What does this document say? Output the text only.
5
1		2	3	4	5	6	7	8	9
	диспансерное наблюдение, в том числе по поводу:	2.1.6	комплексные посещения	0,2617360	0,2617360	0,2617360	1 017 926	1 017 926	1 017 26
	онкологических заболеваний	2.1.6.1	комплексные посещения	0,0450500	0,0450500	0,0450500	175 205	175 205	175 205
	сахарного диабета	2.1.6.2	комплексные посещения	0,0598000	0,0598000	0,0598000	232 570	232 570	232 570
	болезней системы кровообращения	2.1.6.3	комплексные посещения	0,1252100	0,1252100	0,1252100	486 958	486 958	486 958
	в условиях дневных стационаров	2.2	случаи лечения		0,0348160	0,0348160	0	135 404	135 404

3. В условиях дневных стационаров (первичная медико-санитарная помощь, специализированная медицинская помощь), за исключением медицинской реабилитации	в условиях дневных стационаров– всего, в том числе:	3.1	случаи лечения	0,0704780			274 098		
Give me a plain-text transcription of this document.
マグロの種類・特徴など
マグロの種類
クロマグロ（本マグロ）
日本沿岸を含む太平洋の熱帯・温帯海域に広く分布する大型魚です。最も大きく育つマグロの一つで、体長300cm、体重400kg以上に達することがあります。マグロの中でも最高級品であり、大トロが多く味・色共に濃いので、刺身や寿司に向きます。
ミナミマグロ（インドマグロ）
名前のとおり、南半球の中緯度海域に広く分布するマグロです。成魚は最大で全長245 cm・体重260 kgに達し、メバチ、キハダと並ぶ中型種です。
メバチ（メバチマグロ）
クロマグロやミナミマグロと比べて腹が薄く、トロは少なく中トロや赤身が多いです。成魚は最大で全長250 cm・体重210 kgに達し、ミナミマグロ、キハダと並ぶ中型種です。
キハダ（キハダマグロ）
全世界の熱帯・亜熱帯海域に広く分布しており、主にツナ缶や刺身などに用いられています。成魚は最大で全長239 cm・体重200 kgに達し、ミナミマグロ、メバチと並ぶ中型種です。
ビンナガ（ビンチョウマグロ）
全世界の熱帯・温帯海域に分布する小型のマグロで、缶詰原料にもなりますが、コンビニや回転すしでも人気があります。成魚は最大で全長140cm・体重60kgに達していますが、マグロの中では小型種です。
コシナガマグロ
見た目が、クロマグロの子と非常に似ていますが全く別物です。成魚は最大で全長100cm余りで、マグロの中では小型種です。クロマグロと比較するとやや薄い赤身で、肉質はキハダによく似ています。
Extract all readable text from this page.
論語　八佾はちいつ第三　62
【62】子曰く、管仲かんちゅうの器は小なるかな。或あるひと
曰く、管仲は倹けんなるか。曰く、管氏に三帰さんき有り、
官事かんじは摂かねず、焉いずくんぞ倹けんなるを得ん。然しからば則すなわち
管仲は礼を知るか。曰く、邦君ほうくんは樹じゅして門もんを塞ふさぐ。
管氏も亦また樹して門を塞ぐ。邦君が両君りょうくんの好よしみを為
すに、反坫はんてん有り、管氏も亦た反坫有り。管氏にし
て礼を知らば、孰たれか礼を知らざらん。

• Given instruction:
Return the lines above, from the one containing "Extract all readable text from this page." to the end, exactly as they stand.

• Exercise answer:
Extract all readable text from this page.
論語　八佾はちいつ第三　62
【62】子曰く、管仲かんちゅうの器は小なるかな。或あるひと
曰く、管仲は倹けんなるか。曰く、管氏に三帰さんき有り、
官事かんじは摂かねず、焉いずくんぞ倹けんなるを得ん。然しからば則すなわち
管仲は礼を知るか。曰く、邦君ほうくんは樹じゅして門もんを塞ふさぐ。
管氏も亦また樹して門を塞ぐ。邦君が両君りょうくんの好よしみを為
すに、反坫はんてん有り、管氏も亦た反坫有り。管氏にし
て礼を知らば、孰たれか礼を知らざらん。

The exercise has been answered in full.